◆ Data for the task:
· · · ·

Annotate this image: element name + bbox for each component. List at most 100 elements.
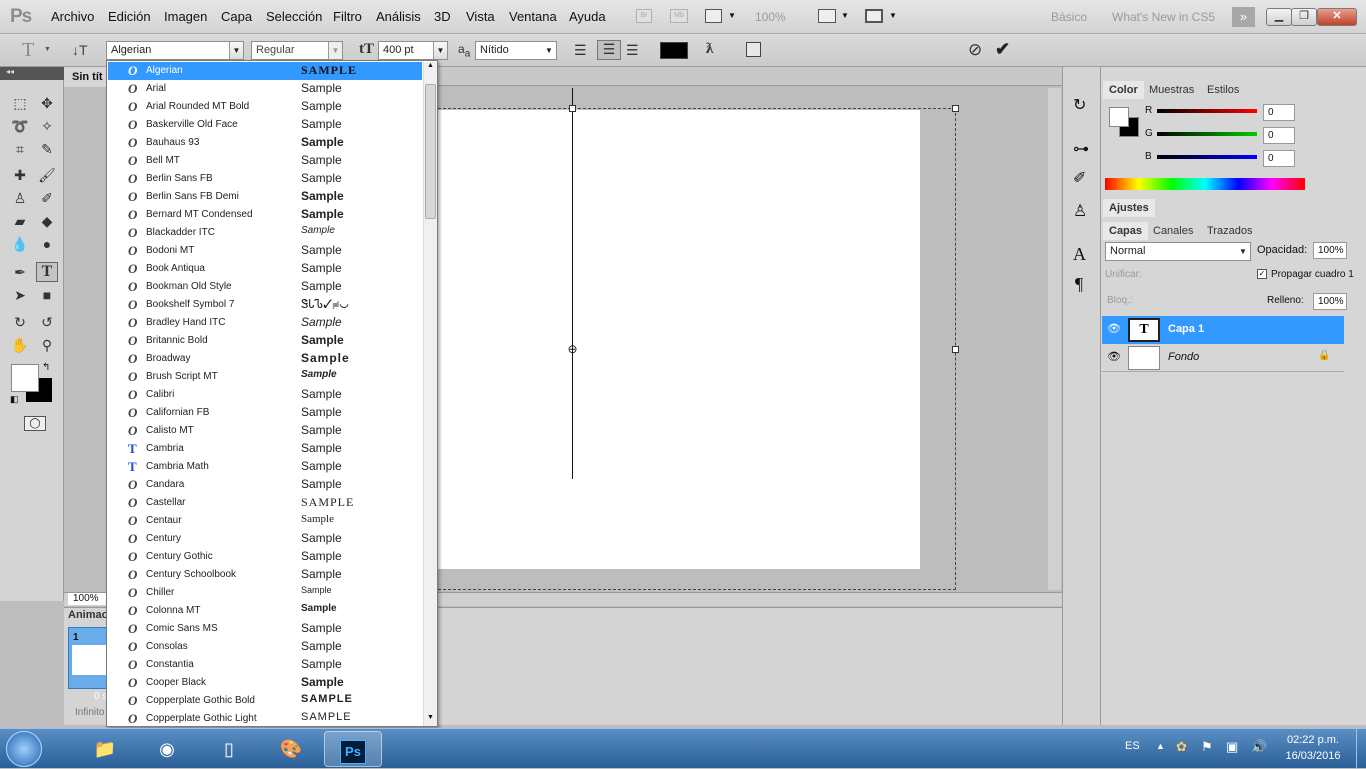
clock-date[interactable]: 16/03/2016 — [1282, 750, 1344, 762]
workspace-basico[interactable]: Básico — [1051, 10, 1087, 24]
zoom-icon[interactable]: ⚲ — [36, 335, 58, 355]
vertical-scrollbar[interactable] — [1048, 88, 1061, 590]
font-list-item[interactable]: O Chiller Sample — [108, 584, 422, 602]
pen-icon[interactable]: ✒ — [9, 262, 31, 282]
swap-colors-icon[interactable]: ↰ — [42, 362, 50, 373]
show-hidden-icons-icon[interactable]: ▲ — [1156, 741, 1165, 751]
font-list-item[interactable]: O Arial Sample — [108, 80, 422, 98]
scroll-thumb[interactable] — [425, 84, 436, 219]
default-colors-icon[interactable]: ◧ — [10, 394, 19, 405]
path-selection-icon[interactable]: ➤ — [9, 285, 31, 305]
tab-muestras[interactable]: Muestras — [1143, 81, 1200, 99]
font-list-item[interactable]: O Bradley Hand ITC Sample — [108, 314, 422, 332]
layer-row[interactable]: 👁 Fondo 🔒 — [1102, 344, 1344, 372]
g-value[interactable]: 0 — [1263, 127, 1295, 144]
blur-icon[interactable]: 💧 — [9, 234, 31, 254]
chevron-down-icon[interactable]: ▼ — [433, 42, 447, 59]
loop-option[interactable]: Infinito — [75, 707, 104, 718]
b-slider[interactable] — [1157, 155, 1257, 159]
tab-estilos[interactable]: Estilos — [1201, 81, 1245, 99]
font-list-item[interactable]: O Century Gothic Sample — [108, 548, 422, 566]
menu-archivo[interactable]: Archivo — [51, 9, 94, 24]
font-list-item[interactable]: O Bookshelf Symbol 7 ᏕᏓᏖ✓≓◡ — [108, 296, 422, 314]
restore-button[interactable]: ❐ — [1291, 8, 1317, 26]
font-list-item[interactable]: O Britannic Bold Sample — [108, 332, 422, 350]
menu-ayuda[interactable]: Ayuda — [569, 9, 606, 24]
eyedropper-icon[interactable]: ✎ — [36, 139, 58, 159]
font-dropdown-list[interactable]: O Algerian SAMPLE O Arial Sample O Arial Rounde… — [106, 60, 438, 727]
align-center-icon[interactable]: ☰ — [597, 40, 621, 60]
zoom-readout[interactable]: 100% — [68, 593, 106, 605]
menu-analisis[interactable]: Análisis — [376, 9, 421, 24]
layer-row[interactable]: 👁 T Capa 1 — [1102, 316, 1344, 344]
chevron-down-icon[interactable]: ▼ — [229, 42, 243, 59]
chevron-down-icon[interactable]: ▼ — [889, 11, 897, 20]
animation-tab[interactable]: Animac — [68, 609, 108, 621]
brush-icon[interactable]: 🖌 — [36, 165, 58, 185]
font-list-item[interactable]: O Berlin Sans FB Demi Sample — [108, 188, 422, 206]
rectangle-shape-icon[interactable]: ■ — [36, 285, 58, 305]
bbox-handle-top[interactable] — [569, 105, 576, 112]
healing-brush-icon[interactable]: ✚ — [9, 165, 31, 185]
menu-filtro[interactable]: Filtro — [333, 9, 362, 24]
toolbox-collapse-icon[interactable]: ◂◂ — [0, 67, 64, 80]
align-right-icon[interactable]: ☰ — [626, 42, 639, 59]
font-list-item[interactable]: O Bodoni MT Sample — [108, 242, 422, 260]
font-list-item[interactable]: O Bell MT Sample — [108, 152, 422, 170]
phone-app-icon[interactable]: ▯ — [200, 731, 258, 767]
chevron-down-icon[interactable]: ▼ — [328, 42, 342, 59]
color-spectrum[interactable] — [1105, 178, 1305, 190]
font-list-item[interactable]: O Calibri Sample — [108, 386, 422, 404]
menu-edicion[interactable]: Edición — [108, 9, 151, 24]
menu-seleccion[interactable]: Selección — [266, 9, 322, 24]
brush-panel-icon[interactable]: ✐ — [1073, 168, 1086, 188]
more-workspaces-icon[interactable]: » — [1232, 7, 1255, 27]
font-list-item[interactable]: O Century Schoolbook Sample — [108, 566, 422, 584]
font-list-item[interactable]: T Cambria Math Sample — [108, 458, 422, 476]
brush-presets-icon[interactable]: ⊶ — [1073, 139, 1089, 159]
chevron-down-icon[interactable]: ▼ — [542, 42, 556, 59]
paint-bucket-icon[interactable]: ◆ — [36, 211, 58, 231]
paragraph-icon[interactable]: ¶ — [1075, 274, 1083, 295]
marquee-icon[interactable]: ⬚ — [9, 93, 31, 113]
3d-orbit-icon[interactable]: ↺ — [36, 312, 58, 332]
cancel-icon[interactable]: ⊘ — [968, 40, 982, 60]
font-list-item[interactable]: O Algerian SAMPLE — [108, 62, 422, 80]
font-list-item[interactable]: O Candara Sample — [108, 476, 422, 494]
propagate-checkbox[interactable]: ✓ — [1257, 269, 1267, 279]
font-list-item[interactable]: O Brush Script MT Sample — [108, 368, 422, 386]
history-icon[interactable]: ↻ — [1073, 95, 1086, 115]
text-bounding-box[interactable] — [438, 108, 956, 590]
character-icon[interactable]: A — [1073, 244, 1086, 265]
eye-icon[interactable]: 👁 — [1107, 350, 1121, 363]
font-list-item[interactable]: T Cambria Sample — [108, 440, 422, 458]
fill-value[interactable]: 100% — [1313, 293, 1347, 310]
text-color-swatch[interactable] — [660, 42, 688, 59]
dodge-icon[interactable]: ● — [36, 234, 58, 254]
font-list-item[interactable]: O Copperplate Gothic Light SAMPLE — [108, 710, 422, 726]
eraser-icon[interactable]: ▰ — [9, 211, 31, 231]
show-desktop-button[interactable] — [1356, 729, 1366, 769]
history-brush-icon[interactable]: ✐ — [36, 188, 58, 208]
photoshop-taskbar-button[interactable]: Ps — [324, 731, 382, 767]
font-list-item[interactable]: O Castellar SAMPLE — [108, 494, 422, 512]
tab-canales[interactable]: Canales — [1147, 222, 1199, 240]
network-icon[interactable]: ▣ — [1226, 739, 1238, 755]
bbox-handle-top-right[interactable] — [952, 105, 959, 112]
font-style-field[interactable]: Regular ▼ — [251, 41, 343, 60]
minibridge-icon[interactable]: Mb — [670, 9, 688, 23]
font-list-item[interactable]: O Baskerville Old Face Sample — [108, 116, 422, 134]
font-list-item[interactable]: O Bookman Old Style Sample — [108, 278, 422, 296]
font-list-item[interactable]: O Copperplate Gothic Bold SAMPLE — [108, 692, 422, 710]
align-left-icon[interactable]: ☰ — [574, 42, 587, 59]
warp-text-icon[interactable]: ƛ — [706, 41, 713, 58]
font-list-item[interactable]: O Broadway Sample — [108, 350, 422, 368]
font-list-item[interactable]: O Berlin Sans FB Sample — [108, 170, 422, 188]
text-orientation-icon[interactable]: ↓T — [72, 42, 88, 58]
font-list-item[interactable]: O Bauhaus 93 Sample — [108, 134, 422, 152]
font-list-item[interactable]: O Cooper Black Sample — [108, 674, 422, 692]
tab-color[interactable]: Color — [1103, 81, 1144, 99]
commit-icon[interactable]: ✔ — [995, 39, 1010, 60]
chevron-down-icon[interactable]: ▼ — [44, 46, 51, 53]
scroll-up-icon[interactable]: ▲ — [424, 62, 437, 74]
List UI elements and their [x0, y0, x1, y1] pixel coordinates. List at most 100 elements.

· · · ·

◆ Work instructions: Can you echo every line of the material above verbatim, leaving out the pictures?

◆ Expected answer:
Annotate this image: element name + bbox for each component. List at most 100 elements.
clock-date[interactable]: 16/03/2016 — [1282, 750, 1344, 762]
workspace-basico[interactable]: Básico — [1051, 10, 1087, 24]
zoom-icon[interactable]: ⚲ — [36, 335, 58, 355]
vertical-scrollbar[interactable] — [1048, 88, 1061, 590]
font-list-item[interactable]: O Chiller Sample — [108, 584, 422, 602]
pen-icon[interactable]: ✒ — [9, 262, 31, 282]
swap-colors-icon[interactable]: ↰ — [42, 362, 50, 373]
show-hidden-icons-icon[interactable]: ▲ — [1156, 741, 1165, 751]
font-list-item[interactable]: O Arial Sample — [108, 80, 422, 98]
scroll-thumb[interactable] — [425, 84, 436, 219]
default-colors-icon[interactable]: ◧ — [10, 394, 19, 405]
path-selection-icon[interactable]: ➤ — [9, 285, 31, 305]
tab-muestras[interactable]: Muestras — [1143, 81, 1200, 99]
font-list-item[interactable]: O Bradley Hand ITC Sample — [108, 314, 422, 332]
layer-row[interactable]: 👁 Fondo 🔒 — [1102, 344, 1344, 372]
g-value[interactable]: 0 — [1263, 127, 1295, 144]
blur-icon[interactable]: 💧 — [9, 234, 31, 254]
chevron-down-icon[interactable]: ▼ — [433, 42, 447, 59]
loop-option[interactable]: Infinito — [75, 707, 104, 718]
b-slider[interactable] — [1157, 155, 1257, 159]
tab-estilos[interactable]: Estilos — [1201, 81, 1245, 99]
font-list-item[interactable]: O Century Gothic Sample — [108, 548, 422, 566]
menu-archivo[interactable]: Archivo — [51, 9, 94, 24]
font-list-item[interactable]: O Bookshelf Symbol 7 ᏕᏓᏖ✓≓◡ — [108, 296, 422, 314]
restore-button[interactable]: ❐ — [1291, 8, 1317, 26]
font-list-item[interactable]: O Britannic Bold Sample — [108, 332, 422, 350]
menu-ayuda[interactable]: Ayuda — [569, 9, 606, 24]
eyedropper-icon[interactable]: ✎ — [36, 139, 58, 159]
font-dropdown-list[interactable]: O Algerian SAMPLE O Arial Sample O Arial Rounde… — [106, 60, 438, 727]
align-center-icon[interactable]: ☰ — [597, 40, 621, 60]
zoom-readout[interactable]: 100% — [68, 593, 106, 605]
menu-analisis[interactable]: Análisis — [376, 9, 421, 24]
layer-row[interactable]: 👁 T Capa 1 — [1102, 316, 1344, 344]
chevron-down-icon[interactable]: ▼ — [229, 42, 243, 59]
chevron-down-icon[interactable]: ▼ — [889, 11, 897, 20]
animation-tab[interactable]: Animac — [68, 609, 108, 621]
brush-icon[interactable]: 🖌 — [36, 165, 58, 185]
font-list-item[interactable]: O Berlin Sans FB Demi Sample — [108, 188, 422, 206]
rectangle-shape-icon[interactable]: ■ — [36, 285, 58, 305]
bbox-handle-top[interactable] — [569, 105, 576, 112]
healing-brush-icon[interactable]: ✚ — [9, 165, 31, 185]
menu-filtro[interactable]: Filtro — [333, 9, 362, 24]
toolbox-collapse-icon[interactable]: ◂◂ — [0, 67, 64, 80]
align-right-icon[interactable]: ☰ — [626, 42, 639, 59]
font-list-item[interactable]: O Bodoni MT Sample — [108, 242, 422, 260]
font-list-item[interactable]: O Bell MT Sample — [108, 152, 422, 170]
phone-app-icon[interactable]: ▯ — [200, 731, 258, 767]
chevron-down-icon[interactable]: ▼ — [328, 42, 342, 59]
color-spectrum[interactable] — [1105, 178, 1305, 190]
font-list-item[interactable]: O Calibri Sample — [108, 386, 422, 404]
menu-edicion[interactable]: Edición — [108, 9, 151, 24]
menu-seleccion[interactable]: Selección — [266, 9, 322, 24]
brush-panel-icon[interactable]: ✐ — [1073, 168, 1086, 188]
more-workspaces-icon[interactable]: » — [1232, 7, 1255, 27]
font-list-item[interactable]: O Century Schoolbook Sample — [108, 566, 422, 584]
font-list-item[interactable]: T Cambria Math Sample — [108, 458, 422, 476]
brush-presets-icon[interactable]: ⊶ — [1073, 139, 1089, 159]
chevron-down-icon[interactable]: ▼ — [542, 42, 556, 59]
paint-bucket-icon[interactable]: ◆ — [36, 211, 58, 231]
paragraph-icon[interactable]: ¶ — [1075, 274, 1083, 295]
marquee-icon[interactable]: ⬚ — [9, 93, 31, 113]
3d-orbit-icon[interactable]: ↺ — [36, 312, 58, 332]
cancel-icon[interactable]: ⊘ — [968, 40, 982, 60]
font-list-item[interactable]: O Algerian SAMPLE — [108, 62, 422, 80]
font-list-item[interactable]: O Candara Sample — [108, 476, 422, 494]
propagate-checkbox[interactable]: ✓ — [1257, 269, 1267, 279]
font-list-item[interactable]: O Brush Script MT Sample — [108, 368, 422, 386]
history-icon[interactable]: ↻ — [1073, 95, 1086, 115]
text-bounding-box[interactable] — [438, 108, 956, 590]
character-icon[interactable]: A — [1073, 244, 1086, 265]
eye-icon[interactable]: 👁 — [1107, 350, 1121, 363]
font-list-item[interactable]: T Cambria Sample — [108, 440, 422, 458]
fill-value[interactable]: 100% — [1313, 293, 1347, 310]
text-color-swatch[interactable] — [660, 42, 688, 59]
dodge-icon[interactable]: ● — [36, 234, 58, 254]
font-list-item[interactable]: O Copperplate Gothic Light SAMPLE — [108, 710, 422, 726]
eraser-icon[interactable]: ▰ — [9, 211, 31, 231]
show-desktop-button[interactable] — [1356, 729, 1366, 769]
history-brush-icon[interactable]: ✐ — [36, 188, 58, 208]
photoshop-taskbar-button[interactable]: Ps — [324, 731, 382, 767]
font-list-item[interactable]: O Castellar SAMPLE — [108, 494, 422, 512]
tab-canales[interactable]: Canales — [1147, 222, 1199, 240]
network-icon[interactable]: ▣ — [1226, 739, 1238, 755]
bbox-handle-top-right[interactable] — [952, 105, 959, 112]
font-style-field[interactable]: Regular ▼ — [251, 41, 343, 60]
minibridge-icon[interactable]: Mb — [670, 9, 688, 23]
font-list-item[interactable]: O Baskerville Old Face Sample — [108, 116, 422, 134]
font-list-item[interactable]: O Bookman Old Style Sample — [108, 278, 422, 296]
font-list-item[interactable]: O Copperplate Gothic Bold SAMPLE — [108, 692, 422, 710]
align-left-icon[interactable]: ☰ — [574, 42, 587, 59]
warp-text-icon[interactable]: ƛ — [706, 41, 713, 58]
font-list-item[interactable]: O Broadway Sample — [108, 350, 422, 368]
font-list-item[interactable]: O Berlin Sans FB Sample — [108, 170, 422, 188]
text-orientation-icon[interactable]: ↓T — [72, 42, 88, 58]
font-list-item[interactable]: O Bauhaus 93 Sample — [108, 134, 422, 152]
font-list-item[interactable]: O Cooper Black Sample — [108, 674, 422, 692]
tab-color[interactable]: Color — [1103, 81, 1144, 99]
commit-icon[interactable]: ✔ — [995, 39, 1010, 60]
chevron-down-icon[interactable]: ▼ — [44, 46, 51, 53]
scroll-up-icon[interactable]: ▲ — [424, 62, 437, 74]
List UI elements and their [x0, y0, x1, y1] pixel coordinates. List at most 100 elements.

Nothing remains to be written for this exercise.